(Saved entries)
════════

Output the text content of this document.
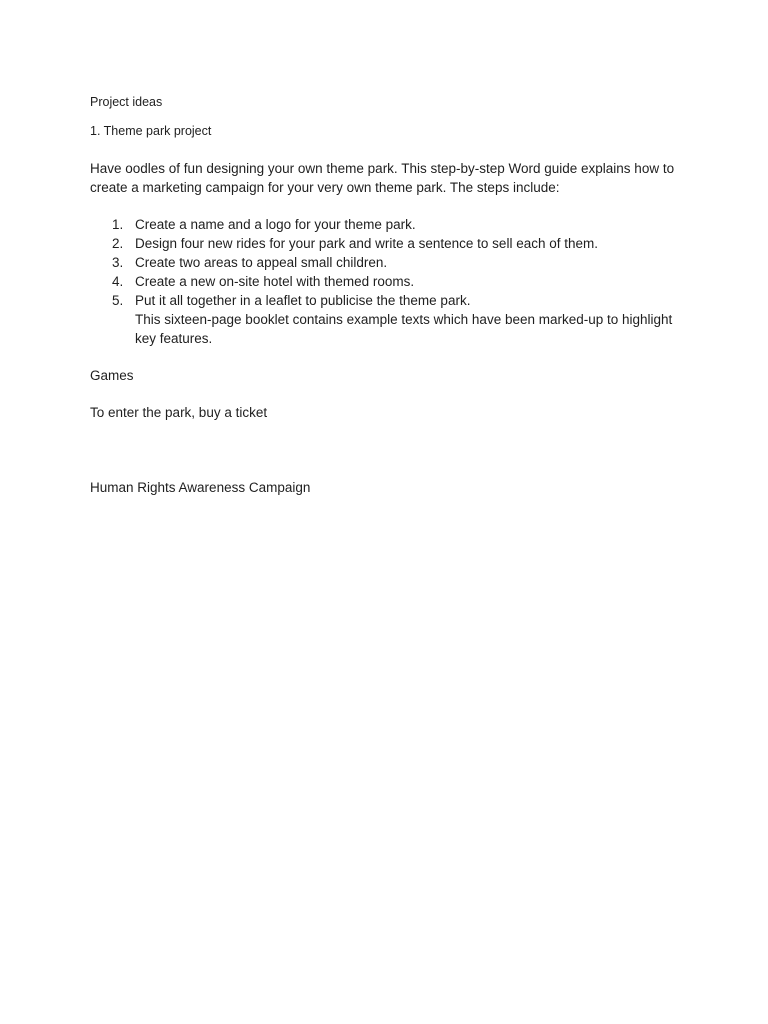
Project ideas

1. Theme park project

Have oodles of fun designing your own theme park. This step-by-step Word guide explains how to create a marketing campaign for your very own theme park. The steps include:

1. Create a name and a logo for your theme park.
2. Design four new rides for your park and write a sentence to sell each of them.
3. Create two areas to appeal small children.
4. Create a new on-site hotel with themed rooms.
5. Put it all together in a leaflet to publicise the theme park.
This sixteen-page booklet contains example texts which have been marked-up to highlight key features.

Games

To enter the park, buy a ticket

Human Rights Awareness Campaign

════════

◆ Exercise directions:
Omit every picture, and otherwise quote the entries exactly.

◆ Output below:
Output the text content of this document.
Project ideas

1. Theme park project

Have oodles of fun designing your own theme park. This step-by-step Word guide explains how to create a marketing campaign for your very own theme park. The steps include:

1. Create a name and a logo for your theme park.
2. Design four new rides for your park and write a sentence to sell each of them.
3. Create two areas to appeal small children.
4. Create a new on-site hotel with themed rooms.
5. Put it all together in a leaflet to publicise the theme park.
This sixteen-page booklet contains example texts which have been marked-up to highlight key features.

Games

To enter the park, buy a ticket

Human Rights Awareness Campaign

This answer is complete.